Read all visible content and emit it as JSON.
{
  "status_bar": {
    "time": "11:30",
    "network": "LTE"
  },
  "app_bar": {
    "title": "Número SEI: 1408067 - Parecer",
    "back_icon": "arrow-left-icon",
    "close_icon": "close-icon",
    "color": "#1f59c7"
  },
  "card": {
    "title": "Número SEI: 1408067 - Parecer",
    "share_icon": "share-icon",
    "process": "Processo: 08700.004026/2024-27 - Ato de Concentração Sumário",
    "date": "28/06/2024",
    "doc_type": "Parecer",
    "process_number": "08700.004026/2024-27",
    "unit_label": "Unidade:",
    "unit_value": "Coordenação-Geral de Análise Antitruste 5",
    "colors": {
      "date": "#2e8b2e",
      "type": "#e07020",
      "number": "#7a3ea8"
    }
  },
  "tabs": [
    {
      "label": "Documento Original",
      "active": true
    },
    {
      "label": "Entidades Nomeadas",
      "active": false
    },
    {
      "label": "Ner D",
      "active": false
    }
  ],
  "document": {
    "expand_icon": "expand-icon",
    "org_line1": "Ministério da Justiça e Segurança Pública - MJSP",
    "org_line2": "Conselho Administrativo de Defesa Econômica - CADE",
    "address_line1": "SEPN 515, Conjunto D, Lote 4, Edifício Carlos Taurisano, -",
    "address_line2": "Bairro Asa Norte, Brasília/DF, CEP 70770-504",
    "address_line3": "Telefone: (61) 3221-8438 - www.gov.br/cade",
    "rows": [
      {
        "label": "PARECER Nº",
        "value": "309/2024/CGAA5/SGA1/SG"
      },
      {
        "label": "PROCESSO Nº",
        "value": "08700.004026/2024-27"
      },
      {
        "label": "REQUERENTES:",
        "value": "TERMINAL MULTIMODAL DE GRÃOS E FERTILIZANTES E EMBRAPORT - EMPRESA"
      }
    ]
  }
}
========================================
- EXERCISE DETAILS
Transcribe all the entries, keeping each one exactly as it is.

- SOLUTION FOR THIS TASK
Read all visible content and emit it as JSON.
{
  "status_bar": {
    "time": "11:30",
    "network": "LTE"
  },
  "app_bar": {
    "title": "Número SEI: 1408067 - Parecer",
    "back_icon": "arrow-left-icon",
    "close_icon": "close-icon",
    "color": "#1f59c7"
  },
  "card": {
    "title": "Número SEI: 1408067 - Parecer",
    "share_icon": "share-icon",
    "process": "Processo: 08700.004026/2024-27 - Ato de Concentração Sumário",
    "date": "28/06/2024",
    "doc_type": "Parecer",
    "process_number": "08700.004026/2024-27",
    "unit_label": "Unidade:",
    "unit_value": "Coordenação-Geral de Análise Antitruste 5",
    "colors": {
      "date": "#2e8b2e",
      "type": "#e07020",
      "number": "#7a3ea8"
    }
  },
  "tabs": [
    {
      "label": "Documento Original",
      "active": true
    },
    {
      "label": "Entidades Nomeadas",
      "active": false
    },
    {
      "label": "Ner D",
      "active": false
    }
  ],
  "document": {
    "expand_icon": "expand-icon",
    "org_line1": "Ministério da Justiça e Segurança Pública - MJSP",
    "org_line2": "Conselho Administrativo de Defesa Econômica - CADE",
    "address_line1": "SEPN 515, Conjunto D, Lote 4, Edifício Carlos Taurisano, -",
    "address_line2": "Bairro Asa Norte, Brasília/DF, CEP 70770-504",
    "address_line3": "Telefone: (61) 3221-8438 - www.gov.br/cade",
    "rows": [
      {
        "label": "PARECER Nº",
        "value": "309/2024/CGAA5/SGA1/SG"
      },
      {
        "label": "PROCESSO Nº",
        "value": "08700.004026/2024-27"
      },
      {
        "label": "REQUERENTES:",
        "value": "TERMINAL MULTIMODAL DE GRÃOS E FERTILIZANTES E EMBRAPORT - EMPRESA"
      }
    ]
  }
}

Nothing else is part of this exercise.